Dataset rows
◇ ◇ ◇ ◇ ◇ ◇ ◇

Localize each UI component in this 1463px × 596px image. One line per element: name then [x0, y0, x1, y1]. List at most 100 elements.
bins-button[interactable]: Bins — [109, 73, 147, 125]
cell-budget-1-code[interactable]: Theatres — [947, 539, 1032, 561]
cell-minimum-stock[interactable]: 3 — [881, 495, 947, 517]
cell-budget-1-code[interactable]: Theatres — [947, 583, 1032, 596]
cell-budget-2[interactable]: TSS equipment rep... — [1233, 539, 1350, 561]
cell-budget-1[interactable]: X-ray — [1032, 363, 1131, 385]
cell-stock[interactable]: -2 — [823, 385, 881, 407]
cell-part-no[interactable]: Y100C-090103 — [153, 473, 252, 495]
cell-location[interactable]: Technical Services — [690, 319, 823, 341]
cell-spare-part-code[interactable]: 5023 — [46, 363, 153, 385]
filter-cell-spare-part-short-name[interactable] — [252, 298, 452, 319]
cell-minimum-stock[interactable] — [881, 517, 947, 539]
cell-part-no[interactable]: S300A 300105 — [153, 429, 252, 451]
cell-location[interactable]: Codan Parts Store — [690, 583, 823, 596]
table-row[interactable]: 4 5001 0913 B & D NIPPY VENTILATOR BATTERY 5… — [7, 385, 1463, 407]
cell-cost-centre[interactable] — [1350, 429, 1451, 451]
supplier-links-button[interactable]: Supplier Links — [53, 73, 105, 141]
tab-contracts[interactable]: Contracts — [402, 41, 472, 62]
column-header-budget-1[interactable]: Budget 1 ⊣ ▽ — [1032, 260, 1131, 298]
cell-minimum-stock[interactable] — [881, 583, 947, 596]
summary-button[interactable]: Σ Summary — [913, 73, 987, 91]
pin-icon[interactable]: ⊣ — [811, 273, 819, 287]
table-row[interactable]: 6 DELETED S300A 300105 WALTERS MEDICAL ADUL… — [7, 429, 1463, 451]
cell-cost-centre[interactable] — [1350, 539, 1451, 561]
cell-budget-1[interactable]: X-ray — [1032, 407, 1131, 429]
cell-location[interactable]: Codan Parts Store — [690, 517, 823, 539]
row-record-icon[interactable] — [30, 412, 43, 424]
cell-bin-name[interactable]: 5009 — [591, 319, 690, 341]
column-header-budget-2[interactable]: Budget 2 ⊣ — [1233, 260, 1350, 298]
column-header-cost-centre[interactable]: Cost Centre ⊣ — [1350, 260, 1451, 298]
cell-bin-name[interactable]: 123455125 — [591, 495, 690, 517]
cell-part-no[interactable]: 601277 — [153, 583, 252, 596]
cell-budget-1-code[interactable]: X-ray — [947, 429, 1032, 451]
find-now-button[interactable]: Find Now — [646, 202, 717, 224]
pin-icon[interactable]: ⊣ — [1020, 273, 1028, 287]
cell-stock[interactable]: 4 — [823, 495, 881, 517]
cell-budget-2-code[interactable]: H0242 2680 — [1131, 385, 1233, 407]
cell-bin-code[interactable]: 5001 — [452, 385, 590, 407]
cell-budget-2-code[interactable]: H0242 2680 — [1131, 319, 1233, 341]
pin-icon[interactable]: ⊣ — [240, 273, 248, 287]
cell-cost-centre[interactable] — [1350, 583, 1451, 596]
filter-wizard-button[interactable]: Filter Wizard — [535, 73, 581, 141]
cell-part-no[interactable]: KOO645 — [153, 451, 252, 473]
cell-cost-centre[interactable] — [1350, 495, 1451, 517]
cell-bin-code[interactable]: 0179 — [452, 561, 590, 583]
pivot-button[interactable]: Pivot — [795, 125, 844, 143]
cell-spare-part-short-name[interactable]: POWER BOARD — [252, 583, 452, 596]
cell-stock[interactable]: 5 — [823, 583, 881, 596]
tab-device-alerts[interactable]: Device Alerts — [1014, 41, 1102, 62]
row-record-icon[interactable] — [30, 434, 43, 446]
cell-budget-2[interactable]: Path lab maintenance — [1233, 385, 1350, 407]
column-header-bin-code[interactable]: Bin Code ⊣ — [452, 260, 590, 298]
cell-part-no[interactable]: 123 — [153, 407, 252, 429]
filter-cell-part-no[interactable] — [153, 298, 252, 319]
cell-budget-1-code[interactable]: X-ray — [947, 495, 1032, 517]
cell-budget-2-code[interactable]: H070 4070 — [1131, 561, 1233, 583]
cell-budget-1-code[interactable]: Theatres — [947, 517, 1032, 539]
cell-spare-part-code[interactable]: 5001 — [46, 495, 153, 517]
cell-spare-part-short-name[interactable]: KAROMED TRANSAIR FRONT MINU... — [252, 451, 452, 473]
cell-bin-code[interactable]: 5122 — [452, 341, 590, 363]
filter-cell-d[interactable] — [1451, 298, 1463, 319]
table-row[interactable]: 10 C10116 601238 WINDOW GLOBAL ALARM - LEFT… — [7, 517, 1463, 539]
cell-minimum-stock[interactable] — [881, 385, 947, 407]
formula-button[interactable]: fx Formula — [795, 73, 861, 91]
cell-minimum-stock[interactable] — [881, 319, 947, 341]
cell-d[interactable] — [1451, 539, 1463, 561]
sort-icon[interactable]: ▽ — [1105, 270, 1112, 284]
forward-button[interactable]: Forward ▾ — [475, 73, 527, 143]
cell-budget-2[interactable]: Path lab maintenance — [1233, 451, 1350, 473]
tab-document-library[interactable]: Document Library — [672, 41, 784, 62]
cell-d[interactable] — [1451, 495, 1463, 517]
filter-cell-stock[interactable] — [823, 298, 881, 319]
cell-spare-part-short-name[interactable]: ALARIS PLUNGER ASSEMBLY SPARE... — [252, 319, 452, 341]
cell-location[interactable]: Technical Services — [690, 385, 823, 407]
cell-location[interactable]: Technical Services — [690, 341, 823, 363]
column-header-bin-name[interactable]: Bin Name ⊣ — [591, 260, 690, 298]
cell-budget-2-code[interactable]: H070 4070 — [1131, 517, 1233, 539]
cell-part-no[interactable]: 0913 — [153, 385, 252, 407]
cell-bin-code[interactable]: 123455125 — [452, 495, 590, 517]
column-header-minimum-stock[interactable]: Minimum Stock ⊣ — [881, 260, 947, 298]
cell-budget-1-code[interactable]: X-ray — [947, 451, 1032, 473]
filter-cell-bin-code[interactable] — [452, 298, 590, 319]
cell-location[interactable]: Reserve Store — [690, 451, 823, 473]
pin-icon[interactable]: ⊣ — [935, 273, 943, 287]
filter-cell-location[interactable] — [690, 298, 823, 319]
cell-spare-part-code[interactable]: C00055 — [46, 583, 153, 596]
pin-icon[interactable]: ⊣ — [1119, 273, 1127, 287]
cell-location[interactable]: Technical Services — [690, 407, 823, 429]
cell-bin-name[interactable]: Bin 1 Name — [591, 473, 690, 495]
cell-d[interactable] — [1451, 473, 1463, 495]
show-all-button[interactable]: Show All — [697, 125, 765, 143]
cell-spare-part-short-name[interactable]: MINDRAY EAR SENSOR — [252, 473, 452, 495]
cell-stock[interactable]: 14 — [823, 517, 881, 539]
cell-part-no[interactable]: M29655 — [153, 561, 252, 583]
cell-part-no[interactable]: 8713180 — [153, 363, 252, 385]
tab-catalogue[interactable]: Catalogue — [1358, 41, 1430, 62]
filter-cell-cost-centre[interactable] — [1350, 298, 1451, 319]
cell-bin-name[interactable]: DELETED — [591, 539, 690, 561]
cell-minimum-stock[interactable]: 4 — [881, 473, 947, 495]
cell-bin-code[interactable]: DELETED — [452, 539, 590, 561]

◇ ◇ ◇ ◇ ◇ ◇ ◇

» **Short task**: Rewrite all of the items above so that each "Technical Services" becomes "Clinical Engineering", leaving everything else unchanged.

» **Answer to the problem**:
Localize each UI component in this 1463px × 596px image. One line per element: name then [x0, y0, x1, y1]. List at most 100 elements.
bins-button[interactable]: Bins — [109, 73, 147, 125]
cell-budget-1-code[interactable]: Theatres — [947, 539, 1032, 561]
cell-minimum-stock[interactable]: 3 — [881, 495, 947, 517]
cell-budget-1-code[interactable]: Theatres — [947, 583, 1032, 596]
cell-budget-2[interactable]: TSS equipment rep... — [1233, 539, 1350, 561]
cell-budget-1[interactable]: X-ray — [1032, 363, 1131, 385]
cell-stock[interactable]: -2 — [823, 385, 881, 407]
cell-part-no[interactable]: Y100C-090103 — [153, 473, 252, 495]
cell-location[interactable]: Clinical Engineering — [690, 319, 823, 341]
cell-spare-part-code[interactable]: 5023 — [46, 363, 153, 385]
filter-cell-spare-part-short-name[interactable] — [252, 298, 452, 319]
cell-minimum-stock[interactable] — [881, 517, 947, 539]
cell-part-no[interactable]: S300A 300105 — [153, 429, 252, 451]
cell-location[interactable]: Codan Parts Store — [690, 583, 823, 596]
table-row[interactable]: 4 5001 0913 B & D NIPPY VENTILATOR BATTERY 5… — [7, 385, 1463, 407]
cell-cost-centre[interactable] — [1350, 429, 1451, 451]
supplier-links-button[interactable]: Supplier Links — [53, 73, 105, 141]
tab-contracts[interactable]: Contracts — [402, 41, 472, 62]
column-header-budget-1[interactable]: Budget 1 ⊣ ▽ — [1032, 260, 1131, 298]
cell-minimum-stock[interactable] — [881, 583, 947, 596]
summary-button[interactable]: Σ Summary — [913, 73, 987, 91]
pin-icon[interactable]: ⊣ — [811, 273, 819, 287]
table-row[interactable]: 6 DELETED S300A 300105 WALTERS MEDICAL ADUL… — [7, 429, 1463, 451]
cell-cost-centre[interactable] — [1350, 539, 1451, 561]
cell-budget-1[interactable]: X-ray — [1032, 407, 1131, 429]
cell-location[interactable]: Codan Parts Store — [690, 517, 823, 539]
row-record-icon[interactable] — [30, 412, 43, 424]
cell-bin-name[interactable]: 5009 — [591, 319, 690, 341]
column-header-budget-2[interactable]: Budget 2 ⊣ — [1233, 260, 1350, 298]
column-header-cost-centre[interactable]: Cost Centre ⊣ — [1350, 260, 1451, 298]
cell-bin-name[interactable]: 123455125 — [591, 495, 690, 517]
cell-part-no[interactable]: 601277 — [153, 583, 252, 596]
cell-budget-1-code[interactable]: X-ray — [947, 429, 1032, 451]
find-now-button[interactable]: Find Now — [646, 202, 717, 224]
pin-icon[interactable]: ⊣ — [1020, 273, 1028, 287]
cell-stock[interactable]: 4 — [823, 495, 881, 517]
cell-budget-2-code[interactable]: H0242 2680 — [1131, 385, 1233, 407]
cell-bin-code[interactable]: 5001 — [452, 385, 590, 407]
cell-budget-2-code[interactable]: H0242 2680 — [1131, 319, 1233, 341]
pin-icon[interactable]: ⊣ — [240, 273, 248, 287]
cell-cost-centre[interactable] — [1350, 583, 1451, 596]
filter-wizard-button[interactable]: Filter Wizard — [535, 73, 581, 141]
cell-part-no[interactable]: KOO645 — [153, 451, 252, 473]
cell-cost-centre[interactable] — [1350, 495, 1451, 517]
cell-bin-code[interactable]: 0179 — [452, 561, 590, 583]
pivot-button[interactable]: Pivot — [795, 125, 844, 143]
cell-spare-part-short-name[interactable]: POWER BOARD — [252, 583, 452, 596]
cell-stock[interactable]: 5 — [823, 583, 881, 596]
tab-device-alerts[interactable]: Device Alerts — [1014, 41, 1102, 62]
row-record-icon[interactable] — [30, 434, 43, 446]
cell-budget-2[interactable]: Path lab maintenance — [1233, 385, 1350, 407]
column-header-bin-code[interactable]: Bin Code ⊣ — [452, 260, 590, 298]
cell-part-no[interactable]: 123 — [153, 407, 252, 429]
filter-cell-part-no[interactable] — [153, 298, 252, 319]
cell-budget-1-code[interactable]: X-ray — [947, 495, 1032, 517]
cell-budget-2-code[interactable]: H070 4070 — [1131, 561, 1233, 583]
cell-budget-1-code[interactable]: Theatres — [947, 517, 1032, 539]
cell-spare-part-code[interactable]: 5001 — [46, 495, 153, 517]
cell-spare-part-short-name[interactable]: KAROMED TRANSAIR FRONT MINU... — [252, 451, 452, 473]
cell-bin-code[interactable]: 5122 — [452, 341, 590, 363]
filter-cell-d[interactable] — [1451, 298, 1463, 319]
table-row[interactable]: 10 C10116 601238 WINDOW GLOBAL ALARM - LEFT… — [7, 517, 1463, 539]
cell-minimum-stock[interactable] — [881, 385, 947, 407]
formula-button[interactable]: fx Formula — [795, 73, 861, 91]
cell-minimum-stock[interactable] — [881, 319, 947, 341]
cell-d[interactable] — [1451, 539, 1463, 561]
sort-icon[interactable]: ▽ — [1105, 270, 1112, 284]
forward-button[interactable]: Forward ▾ — [475, 73, 527, 143]
cell-budget-2[interactable]: Path lab maintenance — [1233, 451, 1350, 473]
tab-document-library[interactable]: Document Library — [672, 41, 784, 62]
cell-d[interactable] — [1451, 495, 1463, 517]
filter-cell-stock[interactable] — [823, 298, 881, 319]
cell-spare-part-short-name[interactable]: ALARIS PLUNGER ASSEMBLY SPARE... — [252, 319, 452, 341]
cell-location[interactable]: Clinical Engineering — [690, 385, 823, 407]
cell-location[interactable]: Clinical Engineering — [690, 341, 823, 363]
column-header-bin-name[interactable]: Bin Name ⊣ — [591, 260, 690, 298]
cell-budget-2-code[interactable]: H070 4070 — [1131, 517, 1233, 539]
cell-part-no[interactable]: 0913 — [153, 385, 252, 407]
cell-bin-code[interactable]: 123455125 — [452, 495, 590, 517]
column-header-minimum-stock[interactable]: Minimum Stock ⊣ — [881, 260, 947, 298]
cell-budget-1-code[interactable]: X-ray — [947, 451, 1032, 473]
filter-cell-bin-code[interactable] — [452, 298, 590, 319]
cell-location[interactable]: Reserve Store — [690, 451, 823, 473]
pin-icon[interactable]: ⊣ — [935, 273, 943, 287]
filter-cell-location[interactable] — [690, 298, 823, 319]
cell-spare-part-code[interactable]: C00055 — [46, 583, 153, 596]
pin-icon[interactable]: ⊣ — [1119, 273, 1127, 287]
cell-location[interactable]: Clinical Engineering — [690, 407, 823, 429]
cell-bin-name[interactable]: Bin 1 Name — [591, 473, 690, 495]
cell-d[interactable] — [1451, 473, 1463, 495]
show-all-button[interactable]: Show All — [697, 125, 765, 143]
cell-spare-part-short-name[interactable]: MINDRAY EAR SENSOR — [252, 473, 452, 495]
cell-stock[interactable]: 14 — [823, 517, 881, 539]
cell-part-no[interactable]: M29655 — [153, 561, 252, 583]
cell-part-no[interactable]: 8713180 — [153, 363, 252, 385]
tab-catalogue[interactable]: Catalogue — [1358, 41, 1430, 62]
filter-cell-cost-centre[interactable] — [1350, 298, 1451, 319]
cell-bin-name[interactable]: DELETED — [591, 539, 690, 561]
cell-minimum-stock[interactable]: 4 — [881, 473, 947, 495]
cell-bin-code[interactable]: DELETED — [452, 539, 590, 561]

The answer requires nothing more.